# PROBLEM TO SOLVE:
Copy out every line in which the string "Intensity" occurs.

# SUPPLIED DATA:

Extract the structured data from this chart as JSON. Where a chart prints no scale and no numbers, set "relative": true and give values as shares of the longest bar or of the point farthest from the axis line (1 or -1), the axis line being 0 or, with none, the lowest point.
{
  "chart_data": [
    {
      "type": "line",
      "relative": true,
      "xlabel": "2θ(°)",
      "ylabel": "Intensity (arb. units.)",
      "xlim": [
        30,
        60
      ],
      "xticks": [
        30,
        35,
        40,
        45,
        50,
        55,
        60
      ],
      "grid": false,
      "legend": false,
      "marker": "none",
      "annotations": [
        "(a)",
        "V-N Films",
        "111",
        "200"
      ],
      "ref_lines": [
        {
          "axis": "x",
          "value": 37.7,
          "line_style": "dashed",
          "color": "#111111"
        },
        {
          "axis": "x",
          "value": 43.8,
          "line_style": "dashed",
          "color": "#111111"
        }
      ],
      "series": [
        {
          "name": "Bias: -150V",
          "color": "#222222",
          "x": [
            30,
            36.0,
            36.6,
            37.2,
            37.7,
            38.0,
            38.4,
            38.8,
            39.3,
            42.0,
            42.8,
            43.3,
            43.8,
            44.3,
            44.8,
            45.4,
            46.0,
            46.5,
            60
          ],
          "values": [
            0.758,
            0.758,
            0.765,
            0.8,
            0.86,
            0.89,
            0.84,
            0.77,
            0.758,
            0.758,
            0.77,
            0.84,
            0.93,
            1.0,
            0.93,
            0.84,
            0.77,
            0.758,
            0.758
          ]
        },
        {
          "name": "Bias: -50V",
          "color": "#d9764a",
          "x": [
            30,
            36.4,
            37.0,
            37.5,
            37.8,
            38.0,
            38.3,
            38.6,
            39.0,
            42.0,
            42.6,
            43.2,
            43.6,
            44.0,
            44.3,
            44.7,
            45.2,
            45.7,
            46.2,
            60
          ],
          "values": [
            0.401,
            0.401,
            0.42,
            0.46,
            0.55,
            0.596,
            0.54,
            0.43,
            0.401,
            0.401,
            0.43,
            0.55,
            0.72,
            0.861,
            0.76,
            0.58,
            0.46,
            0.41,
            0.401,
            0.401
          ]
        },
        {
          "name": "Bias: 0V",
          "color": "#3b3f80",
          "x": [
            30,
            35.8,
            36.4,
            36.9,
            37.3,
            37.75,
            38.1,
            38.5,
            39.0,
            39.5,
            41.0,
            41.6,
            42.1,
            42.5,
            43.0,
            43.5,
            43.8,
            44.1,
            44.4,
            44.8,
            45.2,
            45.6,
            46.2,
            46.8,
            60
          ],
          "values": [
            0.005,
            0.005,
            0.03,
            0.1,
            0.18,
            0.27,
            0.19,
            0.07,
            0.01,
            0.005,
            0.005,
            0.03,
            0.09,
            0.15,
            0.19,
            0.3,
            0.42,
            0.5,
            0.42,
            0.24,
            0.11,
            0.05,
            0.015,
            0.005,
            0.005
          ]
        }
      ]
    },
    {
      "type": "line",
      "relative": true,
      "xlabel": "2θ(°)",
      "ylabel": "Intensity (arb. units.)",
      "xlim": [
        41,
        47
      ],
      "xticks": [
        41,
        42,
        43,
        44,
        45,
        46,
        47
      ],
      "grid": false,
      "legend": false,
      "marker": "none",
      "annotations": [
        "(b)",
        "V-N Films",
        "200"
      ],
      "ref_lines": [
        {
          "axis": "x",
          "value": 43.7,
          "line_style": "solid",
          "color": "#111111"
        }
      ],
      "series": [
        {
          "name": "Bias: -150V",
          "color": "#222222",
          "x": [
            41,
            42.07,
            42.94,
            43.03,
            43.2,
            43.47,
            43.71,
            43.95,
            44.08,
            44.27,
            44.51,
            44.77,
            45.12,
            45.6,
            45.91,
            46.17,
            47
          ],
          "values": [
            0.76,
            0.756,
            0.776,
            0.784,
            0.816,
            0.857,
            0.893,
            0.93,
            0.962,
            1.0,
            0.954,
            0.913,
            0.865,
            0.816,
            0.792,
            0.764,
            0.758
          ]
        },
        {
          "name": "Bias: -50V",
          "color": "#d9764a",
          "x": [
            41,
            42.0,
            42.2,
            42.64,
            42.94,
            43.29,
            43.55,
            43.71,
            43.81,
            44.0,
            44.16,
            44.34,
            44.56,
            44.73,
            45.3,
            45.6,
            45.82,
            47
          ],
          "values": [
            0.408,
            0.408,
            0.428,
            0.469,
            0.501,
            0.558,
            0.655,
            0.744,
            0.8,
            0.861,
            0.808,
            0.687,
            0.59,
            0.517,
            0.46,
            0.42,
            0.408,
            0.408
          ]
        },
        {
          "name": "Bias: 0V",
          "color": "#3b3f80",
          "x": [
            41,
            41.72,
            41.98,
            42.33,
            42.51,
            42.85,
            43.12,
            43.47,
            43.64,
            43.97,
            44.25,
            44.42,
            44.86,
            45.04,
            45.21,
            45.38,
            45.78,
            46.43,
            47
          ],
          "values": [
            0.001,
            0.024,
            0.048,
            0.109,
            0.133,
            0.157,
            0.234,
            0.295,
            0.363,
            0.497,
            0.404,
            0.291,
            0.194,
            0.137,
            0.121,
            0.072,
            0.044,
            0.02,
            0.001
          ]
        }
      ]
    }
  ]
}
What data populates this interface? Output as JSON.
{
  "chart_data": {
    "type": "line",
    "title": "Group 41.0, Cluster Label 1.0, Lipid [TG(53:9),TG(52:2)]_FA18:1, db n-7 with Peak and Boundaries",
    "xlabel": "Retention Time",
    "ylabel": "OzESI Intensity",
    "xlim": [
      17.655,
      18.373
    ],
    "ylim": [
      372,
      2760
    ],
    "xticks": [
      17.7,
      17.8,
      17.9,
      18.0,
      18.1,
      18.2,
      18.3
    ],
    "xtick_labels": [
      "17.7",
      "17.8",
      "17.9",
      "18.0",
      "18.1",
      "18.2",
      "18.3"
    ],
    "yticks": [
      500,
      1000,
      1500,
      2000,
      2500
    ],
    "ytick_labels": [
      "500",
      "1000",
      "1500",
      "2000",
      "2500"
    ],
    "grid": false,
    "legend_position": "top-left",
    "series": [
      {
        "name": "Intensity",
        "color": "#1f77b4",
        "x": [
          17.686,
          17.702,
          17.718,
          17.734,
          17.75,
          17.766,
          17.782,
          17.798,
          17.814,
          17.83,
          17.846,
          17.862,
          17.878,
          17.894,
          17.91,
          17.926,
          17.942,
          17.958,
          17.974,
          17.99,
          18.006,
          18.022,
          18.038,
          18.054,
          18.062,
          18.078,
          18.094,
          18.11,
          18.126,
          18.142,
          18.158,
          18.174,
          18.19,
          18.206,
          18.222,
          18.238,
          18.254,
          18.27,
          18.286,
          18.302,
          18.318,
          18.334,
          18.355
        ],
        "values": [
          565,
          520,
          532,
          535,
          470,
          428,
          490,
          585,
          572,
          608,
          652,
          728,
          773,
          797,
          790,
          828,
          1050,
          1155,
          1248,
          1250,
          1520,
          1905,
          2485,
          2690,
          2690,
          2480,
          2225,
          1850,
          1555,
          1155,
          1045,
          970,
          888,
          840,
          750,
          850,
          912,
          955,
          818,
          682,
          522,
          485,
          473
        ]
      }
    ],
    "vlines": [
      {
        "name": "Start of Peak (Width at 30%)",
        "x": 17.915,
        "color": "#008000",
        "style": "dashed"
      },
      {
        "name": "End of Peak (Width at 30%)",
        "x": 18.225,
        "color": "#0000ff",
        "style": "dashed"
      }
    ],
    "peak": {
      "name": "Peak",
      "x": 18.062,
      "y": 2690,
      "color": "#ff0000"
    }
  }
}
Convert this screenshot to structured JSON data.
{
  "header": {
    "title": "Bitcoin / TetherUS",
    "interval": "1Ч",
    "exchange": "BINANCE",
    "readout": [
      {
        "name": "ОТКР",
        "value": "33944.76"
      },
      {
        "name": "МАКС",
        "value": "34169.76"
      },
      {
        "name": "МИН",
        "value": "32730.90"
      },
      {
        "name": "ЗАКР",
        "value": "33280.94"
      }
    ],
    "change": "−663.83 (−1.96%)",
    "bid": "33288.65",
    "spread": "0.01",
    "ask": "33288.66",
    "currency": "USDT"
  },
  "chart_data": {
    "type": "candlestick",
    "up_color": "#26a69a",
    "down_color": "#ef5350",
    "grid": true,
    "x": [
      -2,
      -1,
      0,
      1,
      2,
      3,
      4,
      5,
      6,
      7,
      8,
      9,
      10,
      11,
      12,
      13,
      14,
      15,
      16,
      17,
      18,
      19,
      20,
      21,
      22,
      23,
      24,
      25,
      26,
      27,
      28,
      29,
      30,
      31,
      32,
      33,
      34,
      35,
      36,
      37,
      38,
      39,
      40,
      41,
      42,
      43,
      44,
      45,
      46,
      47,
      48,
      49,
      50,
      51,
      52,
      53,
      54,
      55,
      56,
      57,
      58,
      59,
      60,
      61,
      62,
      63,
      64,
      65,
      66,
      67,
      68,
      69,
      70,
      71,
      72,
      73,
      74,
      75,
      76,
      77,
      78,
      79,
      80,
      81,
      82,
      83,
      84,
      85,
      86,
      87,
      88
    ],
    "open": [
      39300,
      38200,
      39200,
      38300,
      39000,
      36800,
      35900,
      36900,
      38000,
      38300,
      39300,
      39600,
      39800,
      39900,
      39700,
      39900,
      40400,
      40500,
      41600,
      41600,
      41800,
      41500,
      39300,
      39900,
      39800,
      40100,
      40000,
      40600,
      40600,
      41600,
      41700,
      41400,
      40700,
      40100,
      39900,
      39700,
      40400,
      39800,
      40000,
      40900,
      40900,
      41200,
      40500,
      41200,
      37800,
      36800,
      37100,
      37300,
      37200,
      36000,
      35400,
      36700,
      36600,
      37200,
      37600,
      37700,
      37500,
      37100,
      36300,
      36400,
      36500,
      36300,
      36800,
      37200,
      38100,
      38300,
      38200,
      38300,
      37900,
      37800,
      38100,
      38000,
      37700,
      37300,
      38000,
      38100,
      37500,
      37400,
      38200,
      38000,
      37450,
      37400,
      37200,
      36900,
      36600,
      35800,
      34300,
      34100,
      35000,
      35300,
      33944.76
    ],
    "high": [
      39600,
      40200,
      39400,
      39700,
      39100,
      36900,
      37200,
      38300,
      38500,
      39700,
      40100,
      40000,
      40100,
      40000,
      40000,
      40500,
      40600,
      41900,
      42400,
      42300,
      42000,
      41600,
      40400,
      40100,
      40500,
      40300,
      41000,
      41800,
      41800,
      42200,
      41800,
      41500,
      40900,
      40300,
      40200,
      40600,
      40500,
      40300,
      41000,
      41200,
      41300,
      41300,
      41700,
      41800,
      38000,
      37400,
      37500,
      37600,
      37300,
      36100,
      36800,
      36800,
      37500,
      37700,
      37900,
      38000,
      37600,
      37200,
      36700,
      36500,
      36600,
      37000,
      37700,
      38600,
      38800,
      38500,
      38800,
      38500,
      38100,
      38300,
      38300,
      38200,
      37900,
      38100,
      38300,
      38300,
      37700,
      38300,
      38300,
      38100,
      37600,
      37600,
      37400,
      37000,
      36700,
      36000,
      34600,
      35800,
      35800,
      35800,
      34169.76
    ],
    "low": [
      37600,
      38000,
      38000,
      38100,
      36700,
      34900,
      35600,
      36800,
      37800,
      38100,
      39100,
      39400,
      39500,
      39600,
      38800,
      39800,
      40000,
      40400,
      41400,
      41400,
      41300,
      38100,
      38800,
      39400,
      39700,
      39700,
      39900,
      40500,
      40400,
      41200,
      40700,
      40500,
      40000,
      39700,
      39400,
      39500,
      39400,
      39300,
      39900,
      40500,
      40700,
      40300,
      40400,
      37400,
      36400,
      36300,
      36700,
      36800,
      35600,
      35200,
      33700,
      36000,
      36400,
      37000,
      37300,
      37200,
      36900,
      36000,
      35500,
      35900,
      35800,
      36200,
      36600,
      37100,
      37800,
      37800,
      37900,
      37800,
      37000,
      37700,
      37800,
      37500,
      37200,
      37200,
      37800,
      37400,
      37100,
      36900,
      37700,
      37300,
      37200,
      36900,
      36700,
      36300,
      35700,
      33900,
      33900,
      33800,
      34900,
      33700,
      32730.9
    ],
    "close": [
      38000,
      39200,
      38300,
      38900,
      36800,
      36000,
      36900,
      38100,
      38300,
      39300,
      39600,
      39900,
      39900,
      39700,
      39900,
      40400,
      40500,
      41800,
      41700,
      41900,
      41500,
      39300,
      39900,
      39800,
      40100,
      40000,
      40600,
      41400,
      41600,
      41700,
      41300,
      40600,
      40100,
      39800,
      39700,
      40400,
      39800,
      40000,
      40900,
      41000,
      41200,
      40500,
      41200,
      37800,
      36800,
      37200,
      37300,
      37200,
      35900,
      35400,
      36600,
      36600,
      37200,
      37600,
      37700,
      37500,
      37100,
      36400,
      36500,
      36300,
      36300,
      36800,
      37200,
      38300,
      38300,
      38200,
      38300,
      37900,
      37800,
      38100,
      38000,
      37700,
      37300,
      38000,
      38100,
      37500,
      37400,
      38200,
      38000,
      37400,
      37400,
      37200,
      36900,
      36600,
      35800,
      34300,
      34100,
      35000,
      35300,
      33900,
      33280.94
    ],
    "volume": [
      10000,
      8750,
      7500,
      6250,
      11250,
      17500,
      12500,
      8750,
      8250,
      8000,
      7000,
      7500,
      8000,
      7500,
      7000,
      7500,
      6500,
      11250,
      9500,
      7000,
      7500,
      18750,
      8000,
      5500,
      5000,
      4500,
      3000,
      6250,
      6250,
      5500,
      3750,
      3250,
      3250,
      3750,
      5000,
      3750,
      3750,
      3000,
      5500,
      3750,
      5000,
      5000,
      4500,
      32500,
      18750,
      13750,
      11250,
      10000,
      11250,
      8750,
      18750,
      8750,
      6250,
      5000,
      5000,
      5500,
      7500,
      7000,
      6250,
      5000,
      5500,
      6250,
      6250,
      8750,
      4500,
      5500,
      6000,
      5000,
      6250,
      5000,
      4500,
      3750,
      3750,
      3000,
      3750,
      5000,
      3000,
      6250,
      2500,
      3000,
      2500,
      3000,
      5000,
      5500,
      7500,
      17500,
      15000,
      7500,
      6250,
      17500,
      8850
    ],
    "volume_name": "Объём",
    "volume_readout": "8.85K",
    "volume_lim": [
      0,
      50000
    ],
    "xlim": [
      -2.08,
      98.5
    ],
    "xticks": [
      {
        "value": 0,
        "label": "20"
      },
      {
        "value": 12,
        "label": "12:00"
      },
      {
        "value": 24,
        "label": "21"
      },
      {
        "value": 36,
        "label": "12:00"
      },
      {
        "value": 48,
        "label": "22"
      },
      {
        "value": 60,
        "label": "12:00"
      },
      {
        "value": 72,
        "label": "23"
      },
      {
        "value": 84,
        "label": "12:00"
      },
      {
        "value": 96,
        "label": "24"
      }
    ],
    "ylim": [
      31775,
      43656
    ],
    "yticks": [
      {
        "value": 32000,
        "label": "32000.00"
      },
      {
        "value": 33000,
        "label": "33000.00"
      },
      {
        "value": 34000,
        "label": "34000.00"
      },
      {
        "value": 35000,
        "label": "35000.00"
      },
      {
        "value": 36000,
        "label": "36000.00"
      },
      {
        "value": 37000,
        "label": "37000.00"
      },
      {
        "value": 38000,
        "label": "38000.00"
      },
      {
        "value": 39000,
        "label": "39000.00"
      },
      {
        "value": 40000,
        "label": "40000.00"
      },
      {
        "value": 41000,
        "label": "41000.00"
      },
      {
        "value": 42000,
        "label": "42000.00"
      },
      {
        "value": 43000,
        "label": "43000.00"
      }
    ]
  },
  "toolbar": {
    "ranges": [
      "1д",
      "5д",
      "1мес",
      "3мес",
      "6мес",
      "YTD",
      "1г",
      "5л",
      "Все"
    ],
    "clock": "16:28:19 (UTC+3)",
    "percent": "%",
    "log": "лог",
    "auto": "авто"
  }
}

# RESULT:
      "ylabel": "Intensity (arb. units.)",
      "ylabel": "Intensity (arb. units.)",
    "ylabel": "OzESI Intensity",
        "name": "Intensity",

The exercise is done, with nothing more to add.